▶ [What to work on]:
Return the stretch from the first of the lines through the line that contains "The second flange 22 is at (588, 162).", copying each one exactly and leaving out the pictures.

○ ○ ○ ○ ○

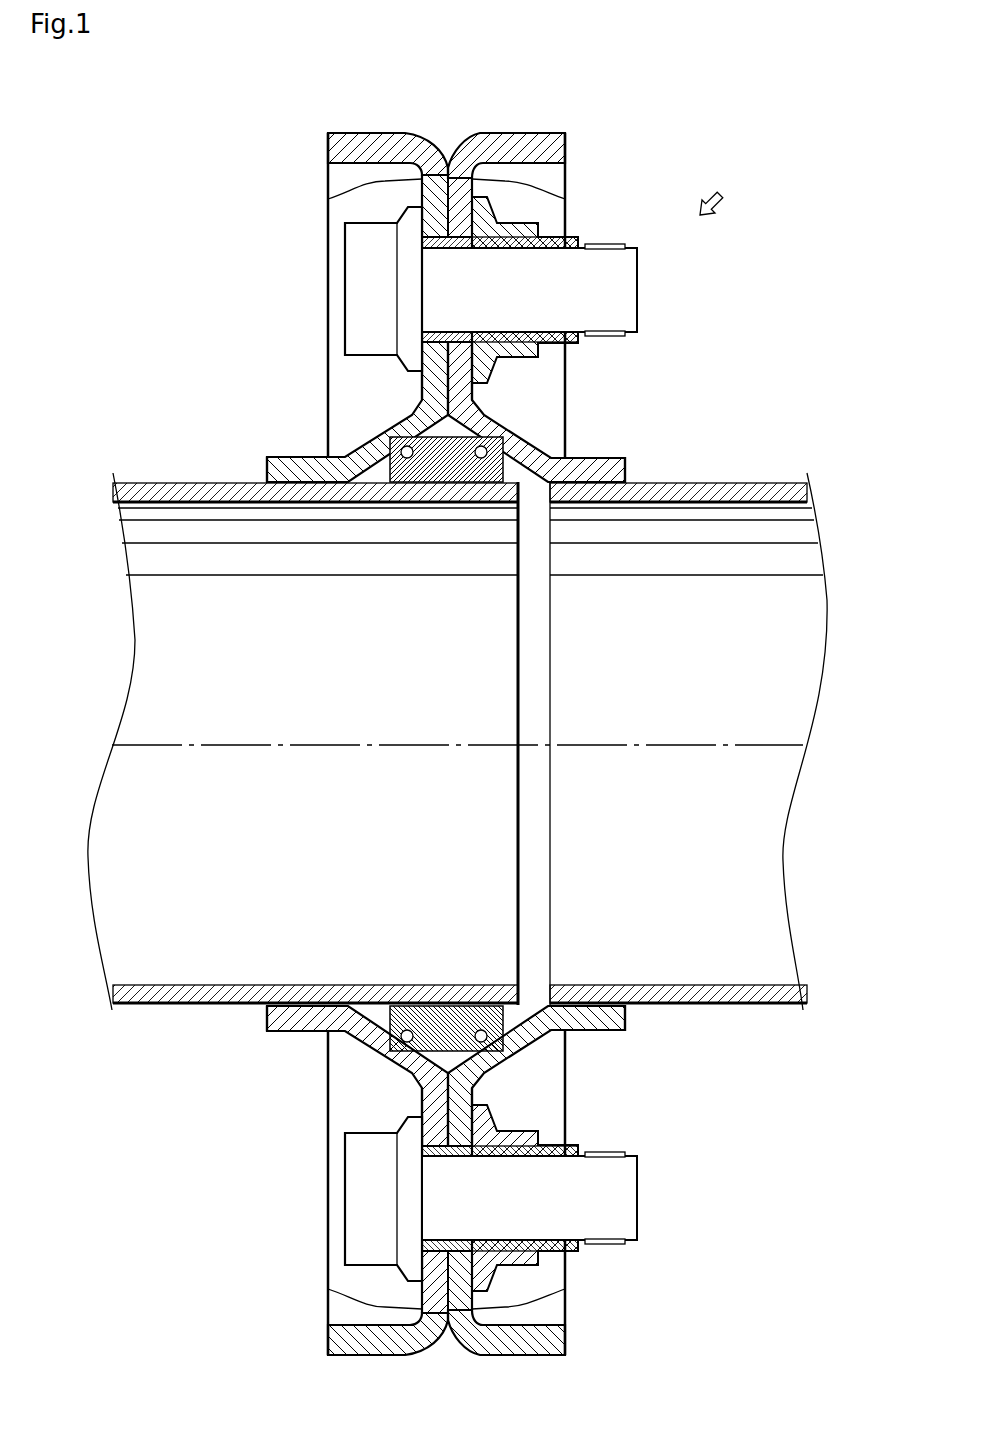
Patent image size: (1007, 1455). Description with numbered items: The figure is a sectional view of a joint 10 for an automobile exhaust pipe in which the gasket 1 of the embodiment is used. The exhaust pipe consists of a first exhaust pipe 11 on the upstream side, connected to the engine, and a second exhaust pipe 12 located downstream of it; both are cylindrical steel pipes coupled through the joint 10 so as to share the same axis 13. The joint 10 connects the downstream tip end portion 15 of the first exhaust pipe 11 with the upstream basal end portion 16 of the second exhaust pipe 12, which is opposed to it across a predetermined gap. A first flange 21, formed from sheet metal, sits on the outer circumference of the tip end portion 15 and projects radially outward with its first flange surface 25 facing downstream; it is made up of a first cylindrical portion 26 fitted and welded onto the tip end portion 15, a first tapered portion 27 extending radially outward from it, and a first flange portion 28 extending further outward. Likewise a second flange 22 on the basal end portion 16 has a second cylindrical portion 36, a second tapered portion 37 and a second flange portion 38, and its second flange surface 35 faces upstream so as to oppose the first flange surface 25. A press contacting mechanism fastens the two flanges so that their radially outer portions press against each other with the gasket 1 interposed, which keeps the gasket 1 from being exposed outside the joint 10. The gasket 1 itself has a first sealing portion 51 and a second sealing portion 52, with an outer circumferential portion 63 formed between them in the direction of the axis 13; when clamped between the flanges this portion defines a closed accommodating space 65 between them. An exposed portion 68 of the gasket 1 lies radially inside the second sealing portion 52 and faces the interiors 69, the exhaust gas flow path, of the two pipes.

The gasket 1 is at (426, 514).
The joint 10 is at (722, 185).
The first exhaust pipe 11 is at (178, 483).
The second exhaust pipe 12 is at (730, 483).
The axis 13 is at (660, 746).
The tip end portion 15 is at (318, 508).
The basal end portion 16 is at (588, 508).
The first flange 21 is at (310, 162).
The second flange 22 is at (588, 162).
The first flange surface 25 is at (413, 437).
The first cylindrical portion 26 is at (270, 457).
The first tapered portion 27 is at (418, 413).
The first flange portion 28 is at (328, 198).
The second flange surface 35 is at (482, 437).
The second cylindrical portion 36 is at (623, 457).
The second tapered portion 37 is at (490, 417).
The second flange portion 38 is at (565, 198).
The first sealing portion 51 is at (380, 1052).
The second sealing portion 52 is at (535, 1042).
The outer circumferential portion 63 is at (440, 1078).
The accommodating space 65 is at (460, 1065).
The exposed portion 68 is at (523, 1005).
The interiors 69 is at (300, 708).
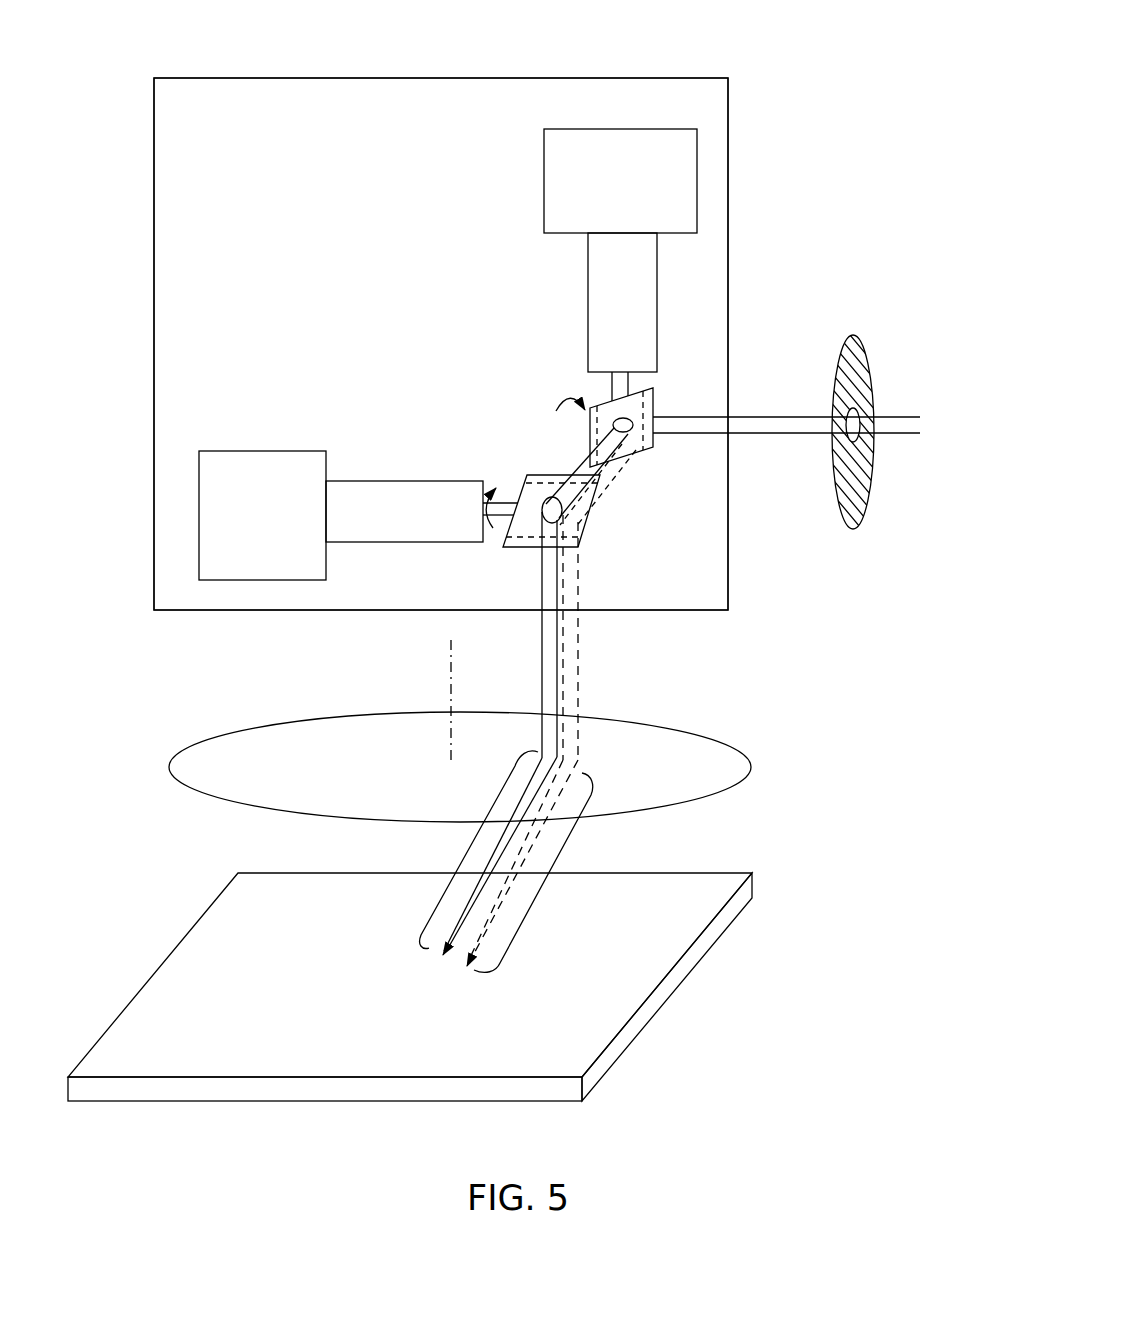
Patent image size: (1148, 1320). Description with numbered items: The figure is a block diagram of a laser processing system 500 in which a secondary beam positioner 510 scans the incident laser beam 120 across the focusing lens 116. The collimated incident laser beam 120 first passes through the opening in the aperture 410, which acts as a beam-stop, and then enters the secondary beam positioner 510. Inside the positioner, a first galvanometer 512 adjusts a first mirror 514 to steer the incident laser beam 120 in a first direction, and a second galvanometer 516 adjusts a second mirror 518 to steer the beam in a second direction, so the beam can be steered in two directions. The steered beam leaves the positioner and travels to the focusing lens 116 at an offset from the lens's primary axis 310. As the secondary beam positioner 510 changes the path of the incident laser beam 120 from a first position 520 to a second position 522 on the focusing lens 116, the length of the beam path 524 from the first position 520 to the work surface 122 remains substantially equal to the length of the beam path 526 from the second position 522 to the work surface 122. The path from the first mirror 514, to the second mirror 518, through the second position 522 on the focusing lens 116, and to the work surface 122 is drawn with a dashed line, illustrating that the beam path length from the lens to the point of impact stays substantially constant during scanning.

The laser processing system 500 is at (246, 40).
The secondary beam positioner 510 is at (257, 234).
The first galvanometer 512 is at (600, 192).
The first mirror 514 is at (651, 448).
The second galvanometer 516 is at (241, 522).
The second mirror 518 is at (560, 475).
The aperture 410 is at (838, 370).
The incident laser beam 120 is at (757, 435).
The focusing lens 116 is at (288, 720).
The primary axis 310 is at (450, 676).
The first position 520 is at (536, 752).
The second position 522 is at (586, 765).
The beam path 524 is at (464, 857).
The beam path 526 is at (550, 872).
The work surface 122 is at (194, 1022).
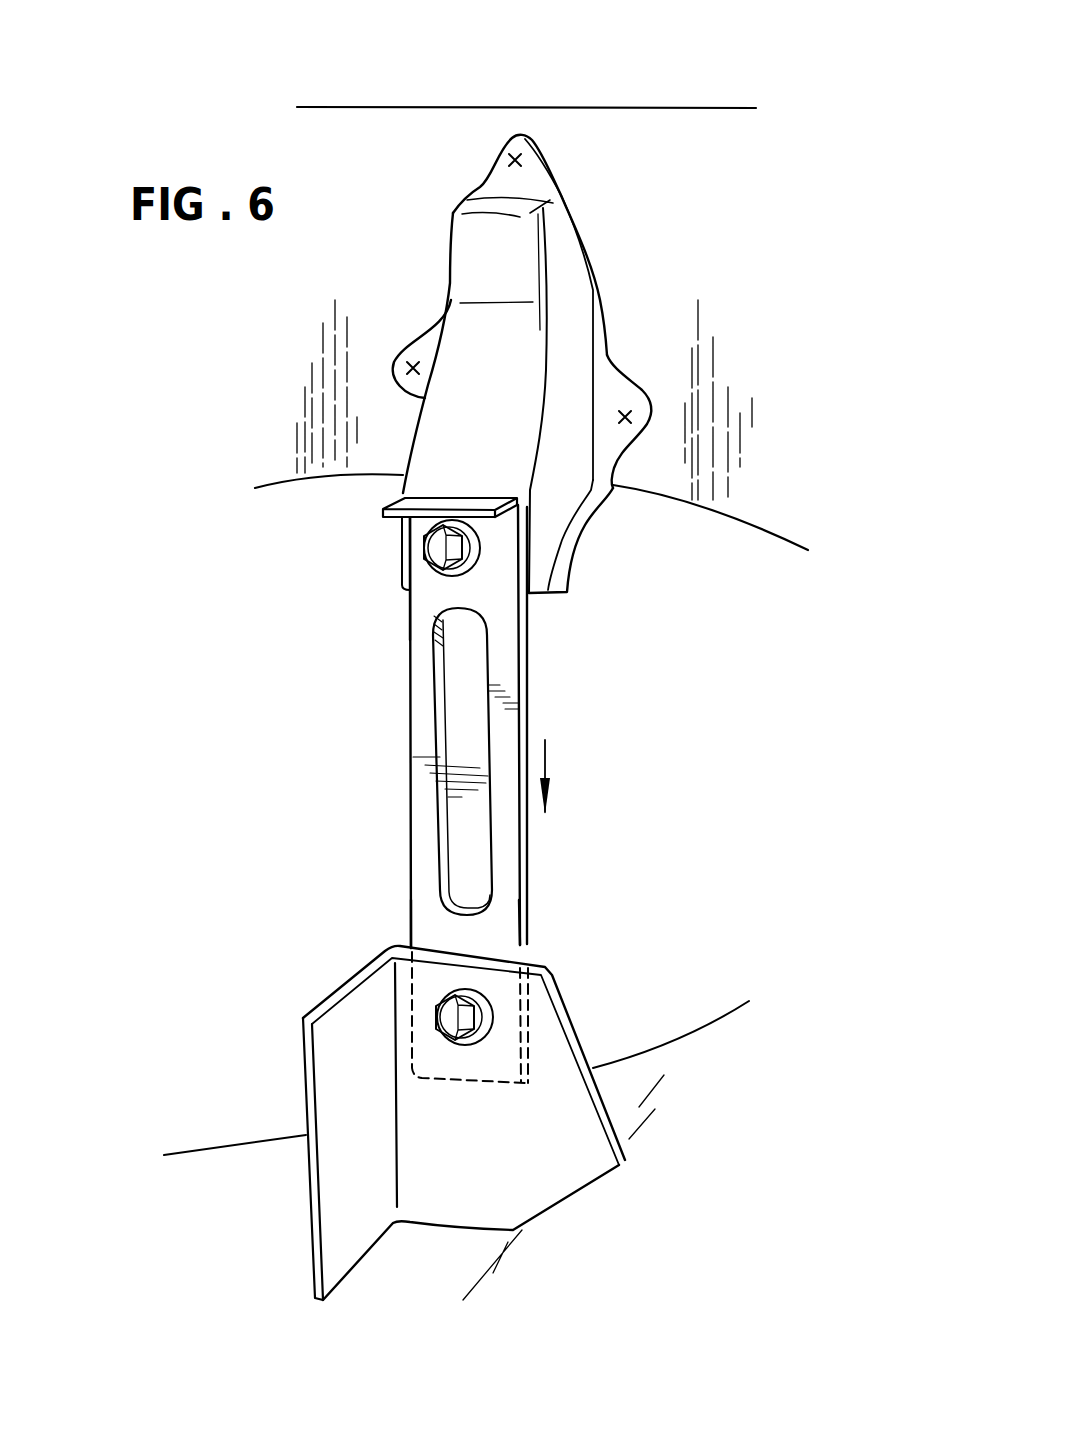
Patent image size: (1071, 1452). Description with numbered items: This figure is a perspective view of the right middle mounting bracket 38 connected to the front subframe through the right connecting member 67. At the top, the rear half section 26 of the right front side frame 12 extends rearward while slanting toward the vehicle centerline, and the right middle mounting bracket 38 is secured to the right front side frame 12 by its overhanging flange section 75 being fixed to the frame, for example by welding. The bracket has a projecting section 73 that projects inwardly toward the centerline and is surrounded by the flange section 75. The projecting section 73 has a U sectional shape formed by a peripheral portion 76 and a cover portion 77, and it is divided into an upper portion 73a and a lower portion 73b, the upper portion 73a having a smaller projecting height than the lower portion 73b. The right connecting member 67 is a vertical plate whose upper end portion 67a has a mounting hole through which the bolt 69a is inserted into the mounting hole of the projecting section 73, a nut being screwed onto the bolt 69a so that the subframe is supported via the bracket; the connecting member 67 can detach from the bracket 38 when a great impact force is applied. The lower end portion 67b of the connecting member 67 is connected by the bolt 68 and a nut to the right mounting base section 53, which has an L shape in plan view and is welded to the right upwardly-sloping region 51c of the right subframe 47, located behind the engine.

○ ○ ○ ○ ○

▶ [Task answer]:
Patent image size: (1007, 1455). Description with numbered items: The figure is a sectional view of a joint 10 for an automobile exhaust pipe in which the gasket 1 of the embodiment is used. The exhaust pipe consists of a first exhaust pipe 11 on the upstream side, connected to the engine, and a second exhaust pipe 12 located downstream of it; both are cylindrical steel pipes coupled through the joint 10 so as to share the same axis 13. The joint 10 connects the downstream tip end portion 15 of the first exhaust pipe 11 with the upstream basal end portion 16 of the second exhaust pipe 12, which is opposed to it across a predetermined gap. A first flange 21, formed from sheet metal, sits on the outer circumference of the tip end portion 15 and projects radially outward with its first flange surface 25 facing downstream; it is made up of a first cylindrical portion 26 fitted and welded onto the tip end portion 15, a first tapered portion 27 extending radially outward from it, and a first flange portion 28 extending further outward. Likewise a second flange 22 on the basal end portion 16 has a second cylindrical portion 36, a second tapered portion 37 and a second flange portion 38, and its second flange surface 35 faces upstream so as to oppose the first flange surface 25. A press contacting mechanism fastens the two flanges so that their radially outer portions press against each other with the gasket 1 interposed, which keeps the gasket 1 from being exposed outside the joint 10. The gasket 1 itself has a first sealing portion 51 and a second sealing portion 52, with an outer circumferential portion 63 formed between them in the direction of the axis 13; when clamped between the flanges this portion defines a closed accommodating space 65 between them. An exposed portion 68 of the gasket 1 lies radially inside the second sealing portion 52 and faces the interiors 69, the exhaust gas flow path, of the two pipes.

The gasket 1 is at (426, 514).
The joint 10 is at (722, 185).
The first exhaust pipe 11 is at (178, 483).
The second exhaust pipe 12 is at (730, 483).
The axis 13 is at (660, 746).
The tip end portion 15 is at (318, 508).
The basal end portion 16 is at (588, 508).
The first flange 21 is at (310, 162).
The second flange 22 is at (588, 162).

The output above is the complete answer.